- **What is being asked**
Each entry should be quoted word for word, including every mark of punctuation.

Stored entries
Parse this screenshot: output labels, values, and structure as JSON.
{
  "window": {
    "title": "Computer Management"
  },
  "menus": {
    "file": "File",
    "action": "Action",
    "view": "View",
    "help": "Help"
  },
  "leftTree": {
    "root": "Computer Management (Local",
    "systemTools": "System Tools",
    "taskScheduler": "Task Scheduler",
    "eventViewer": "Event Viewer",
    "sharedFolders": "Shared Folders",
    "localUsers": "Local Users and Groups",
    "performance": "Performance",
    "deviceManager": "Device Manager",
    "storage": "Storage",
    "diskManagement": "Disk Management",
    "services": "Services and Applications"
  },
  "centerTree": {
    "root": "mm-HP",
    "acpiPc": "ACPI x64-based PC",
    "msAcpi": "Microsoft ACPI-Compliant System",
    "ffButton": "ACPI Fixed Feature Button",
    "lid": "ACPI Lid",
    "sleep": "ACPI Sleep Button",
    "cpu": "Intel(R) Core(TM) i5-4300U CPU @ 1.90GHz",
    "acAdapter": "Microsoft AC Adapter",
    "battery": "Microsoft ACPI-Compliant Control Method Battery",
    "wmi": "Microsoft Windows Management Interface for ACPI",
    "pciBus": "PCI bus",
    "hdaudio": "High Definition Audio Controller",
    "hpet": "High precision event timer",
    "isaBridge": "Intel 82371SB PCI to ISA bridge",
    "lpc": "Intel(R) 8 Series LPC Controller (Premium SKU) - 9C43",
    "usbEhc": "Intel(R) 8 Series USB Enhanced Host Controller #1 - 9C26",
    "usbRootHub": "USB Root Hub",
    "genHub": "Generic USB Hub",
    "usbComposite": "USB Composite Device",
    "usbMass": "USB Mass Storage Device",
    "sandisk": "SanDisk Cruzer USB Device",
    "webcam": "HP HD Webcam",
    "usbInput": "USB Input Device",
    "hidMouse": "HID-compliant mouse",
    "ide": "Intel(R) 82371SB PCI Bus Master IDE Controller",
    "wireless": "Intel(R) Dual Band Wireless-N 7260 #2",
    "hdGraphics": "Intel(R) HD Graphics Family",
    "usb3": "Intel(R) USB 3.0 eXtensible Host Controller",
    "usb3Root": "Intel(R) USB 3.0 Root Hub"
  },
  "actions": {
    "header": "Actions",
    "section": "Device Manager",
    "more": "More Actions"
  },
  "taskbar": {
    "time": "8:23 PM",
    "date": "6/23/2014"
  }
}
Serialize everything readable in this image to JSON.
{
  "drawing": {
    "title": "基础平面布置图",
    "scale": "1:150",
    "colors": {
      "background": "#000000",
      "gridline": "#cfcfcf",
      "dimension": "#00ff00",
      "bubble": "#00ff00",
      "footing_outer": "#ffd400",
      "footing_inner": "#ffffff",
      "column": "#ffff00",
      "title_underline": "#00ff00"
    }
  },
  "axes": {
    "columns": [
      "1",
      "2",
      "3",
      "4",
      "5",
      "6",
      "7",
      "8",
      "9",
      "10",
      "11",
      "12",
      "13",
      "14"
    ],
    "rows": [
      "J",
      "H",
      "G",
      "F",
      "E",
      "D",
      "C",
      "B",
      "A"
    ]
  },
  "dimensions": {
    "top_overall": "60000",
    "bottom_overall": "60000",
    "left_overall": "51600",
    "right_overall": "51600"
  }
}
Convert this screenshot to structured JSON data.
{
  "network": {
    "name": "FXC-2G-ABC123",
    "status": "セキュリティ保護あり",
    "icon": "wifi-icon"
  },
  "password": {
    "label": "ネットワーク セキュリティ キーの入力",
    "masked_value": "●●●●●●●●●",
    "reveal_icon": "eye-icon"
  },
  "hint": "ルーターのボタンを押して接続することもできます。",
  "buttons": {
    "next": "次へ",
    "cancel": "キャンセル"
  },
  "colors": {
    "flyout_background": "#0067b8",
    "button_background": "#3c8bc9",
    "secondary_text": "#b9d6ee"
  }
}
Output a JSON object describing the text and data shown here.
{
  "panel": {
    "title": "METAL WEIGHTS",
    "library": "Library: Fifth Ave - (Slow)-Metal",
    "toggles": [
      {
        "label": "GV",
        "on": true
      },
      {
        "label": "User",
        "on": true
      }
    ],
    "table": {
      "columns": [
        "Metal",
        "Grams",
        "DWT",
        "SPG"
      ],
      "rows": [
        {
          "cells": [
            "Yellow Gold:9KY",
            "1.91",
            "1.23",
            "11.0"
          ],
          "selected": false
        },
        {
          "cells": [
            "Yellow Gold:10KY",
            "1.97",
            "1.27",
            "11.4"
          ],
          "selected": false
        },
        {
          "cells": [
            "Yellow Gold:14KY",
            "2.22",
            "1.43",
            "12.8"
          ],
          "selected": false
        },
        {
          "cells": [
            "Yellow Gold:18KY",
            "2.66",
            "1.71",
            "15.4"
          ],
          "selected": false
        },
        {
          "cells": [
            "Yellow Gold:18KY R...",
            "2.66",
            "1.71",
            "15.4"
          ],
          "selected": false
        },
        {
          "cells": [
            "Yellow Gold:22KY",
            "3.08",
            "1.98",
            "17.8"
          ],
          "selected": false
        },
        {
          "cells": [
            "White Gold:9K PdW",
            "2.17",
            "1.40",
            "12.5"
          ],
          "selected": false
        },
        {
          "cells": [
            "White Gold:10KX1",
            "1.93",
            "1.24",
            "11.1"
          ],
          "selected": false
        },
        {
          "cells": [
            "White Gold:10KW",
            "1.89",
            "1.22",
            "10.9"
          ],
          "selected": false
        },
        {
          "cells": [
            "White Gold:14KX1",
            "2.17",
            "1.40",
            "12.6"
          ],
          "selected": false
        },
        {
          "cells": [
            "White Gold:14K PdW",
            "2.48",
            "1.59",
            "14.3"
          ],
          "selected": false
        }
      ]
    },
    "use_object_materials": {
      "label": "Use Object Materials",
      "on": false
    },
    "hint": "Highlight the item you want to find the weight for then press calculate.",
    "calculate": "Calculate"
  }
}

- **Task response**
Parse this screenshot: output labels, values, and structure as JSON.
{
  "window": {
    "title": "Computer Management"
  },
  "menus": {
    "file": "File",
    "action": "Action",
    "view": "View",
    "help": "Help"
  },
  "leftTree": {
    "root": "Computer Management (Local",
    "systemTools": "System Tools",
    "taskScheduler": "Task Scheduler",
    "eventViewer": "Event Viewer",
    "sharedFolders": "Shared Folders",
    "localUsers": "Local Users and Groups",
    "performance": "Performance",
    "deviceManager": "Device Manager",
    "storage": "Storage",
    "diskManagement": "Disk Management",
    "services": "Services and Applications"
  },
  "centerTree": {
    "root": "mm-HP",
    "acpiPc": "ACPI x64-based PC",
    "msAcpi": "Microsoft ACPI-Compliant System",
    "ffButton": "ACPI Fixed Feature Button",
    "lid": "ACPI Lid",
    "sleep": "ACPI Sleep Button",
    "cpu": "Intel(R) Core(TM) i5-4300U CPU @ 1.90GHz",
    "acAdapter": "Microsoft AC Adapter",
    "battery": "Microsoft ACPI-Compliant Control Method Battery",
    "wmi": "Microsoft Windows Management Interface for ACPI",
    "pciBus": "PCI bus",
    "hdaudio": "High Definition Audio Controller",
    "hpet": "High precision event timer",
    "isaBridge": "Intel 82371SB PCI to ISA bridge",
    "lpc": "Intel(R) 8 Series LPC Controller (Premium SKU) - 9C43",
    "usbEhc": "Intel(R) 8 Series USB Enhanced Host Controller #1 - 9C26",
    "usbRootHub": "USB Root Hub",
    "genHub": "Generic USB Hub",
    "usbComposite": "USB Composite Device",
    "usbMass": "USB Mass Storage Device",
    "sandisk": "SanDisk Cruzer USB Device",
    "webcam": "HP HD Webcam",
    "usbInput": "USB Input Device",
    "hidMouse": "HID-compliant mouse",
    "ide": "Intel(R) 82371SB PCI Bus Master IDE Controller",
    "wireless": "Intel(R) Dual Band Wireless-N 7260 #2",
    "hdGraphics": "Intel(R) HD Graphics Family",
    "usb3": "Intel(R) USB 3.0 eXtensible Host Controller",
    "usb3Root": "Intel(R) USB 3.0 Root Hub"
  },
  "actions": {
    "header": "Actions",
    "section": "Device Manager",
    "more": "More Actions"
  },
  "taskbar": {
    "time": "8:23 PM",
    "date": "6/23/2014"
  }
}
Serialize everything readable in this image to JSON.
{
  "drawing": {
    "title": "基础平面布置图",
    "scale": "1:150",
    "colors": {
      "background": "#000000",
      "gridline": "#cfcfcf",
      "dimension": "#00ff00",
      "bubble": "#00ff00",
      "footing_outer": "#ffd400",
      "footing_inner": "#ffffff",
      "column": "#ffff00",
      "title_underline": "#00ff00"
    }
  },
  "axes": {
    "columns": [
      "1",
      "2",
      "3",
      "4",
      "5",
      "6",
      "7",
      "8",
      "9",
      "10",
      "11",
      "12",
      "13",
      "14"
    ],
    "rows": [
      "J",
      "H",
      "G",
      "F",
      "E",
      "D",
      "C",
      "B",
      "A"
    ]
  },
  "dimensions": {
    "top_overall": "60000",
    "bottom_overall": "60000",
    "left_overall": "51600",
    "right_overall": "51600"
  }
}
Convert this screenshot to structured JSON data.
{
  "network": {
    "name": "FXC-2G-ABC123",
    "status": "セキュリティ保護あり",
    "icon": "wifi-icon"
  },
  "password": {
    "label": "ネットワーク セキュリティ キーの入力",
    "masked_value": "●●●●●●●●●",
    "reveal_icon": "eye-icon"
  },
  "hint": "ルーターのボタンを押して接続することもできます。",
  "buttons": {
    "next": "次へ",
    "cancel": "キャンセル"
  },
  "colors": {
    "flyout_background": "#0067b8",
    "button_background": "#3c8bc9",
    "secondary_text": "#b9d6ee"
  }
}
Output a JSON object describing the text and data shown here.
{
  "panel": {
    "title": "METAL WEIGHTS",
    "library": "Library: Fifth Ave - (Slow)-Metal",
    "toggles": [
      {
        "label": "GV",
        "on": true
      },
      {
        "label": "User",
        "on": true
      }
    ],
    "table": {
      "columns": [
        "Metal",
        "Grams",
        "DWT",
        "SPG"
      ],
      "rows": [
        {
          "cells": [
            "Yellow Gold:9KY",
            "1.91",
            "1.23",
            "11.0"
          ],
          "selected": false
        },
        {
          "cells": [
            "Yellow Gold:10KY",
            "1.97",
            "1.27",
            "11.4"
          ],
          "selected": false
        },
        {
          "cells": [
            "Yellow Gold:14KY",
            "2.22",
            "1.43",
            "12.8"
          ],
          "selected": false
        },
        {
          "cells": [
            "Yellow Gold:18KY",
            "2.66",
            "1.71",
            "15.4"
          ],
          "selected": false
        },
        {
          "cells": [
            "Yellow Gold:18KY R...",
            "2.66",
            "1.71",
            "15.4"
          ],
          "selected": false
        },
        {
          "cells": [
            "Yellow Gold:22KY",
            "3.08",
            "1.98",
            "17.8"
          ],
          "selected": false
        },
        {
          "cells": [
            "White Gold:9K PdW",
            "2.17",
            "1.40",
            "12.5"
          ],
          "selected": false
        },
        {
          "cells": [
            "White Gold:10KX1",
            "1.93",
            "1.24",
            "11.1"
          ],
          "selected": false
        },
        {
          "cells": [
            "White Gold:10KW",
            "1.89",
            "1.22",
            "10.9"
          ],
          "selected": false
        },
        {
          "cells": [
            "White Gold:14KX1",
            "2.17",
            "1.40",
            "12.6"
          ],
          "selected": false
        },
        {
          "cells": [
            "White Gold:14K PdW",
            "2.48",
            "1.59",
            "14.3"
          ],
          "selected": false
        }
      ]
    },
    "use_object_materials": {
      "label": "Use Object Materials",
      "on": false
    },
    "hint": "Highlight the item you want to find the weight for then press calculate.",
    "calculate": "Calculate"
  }
}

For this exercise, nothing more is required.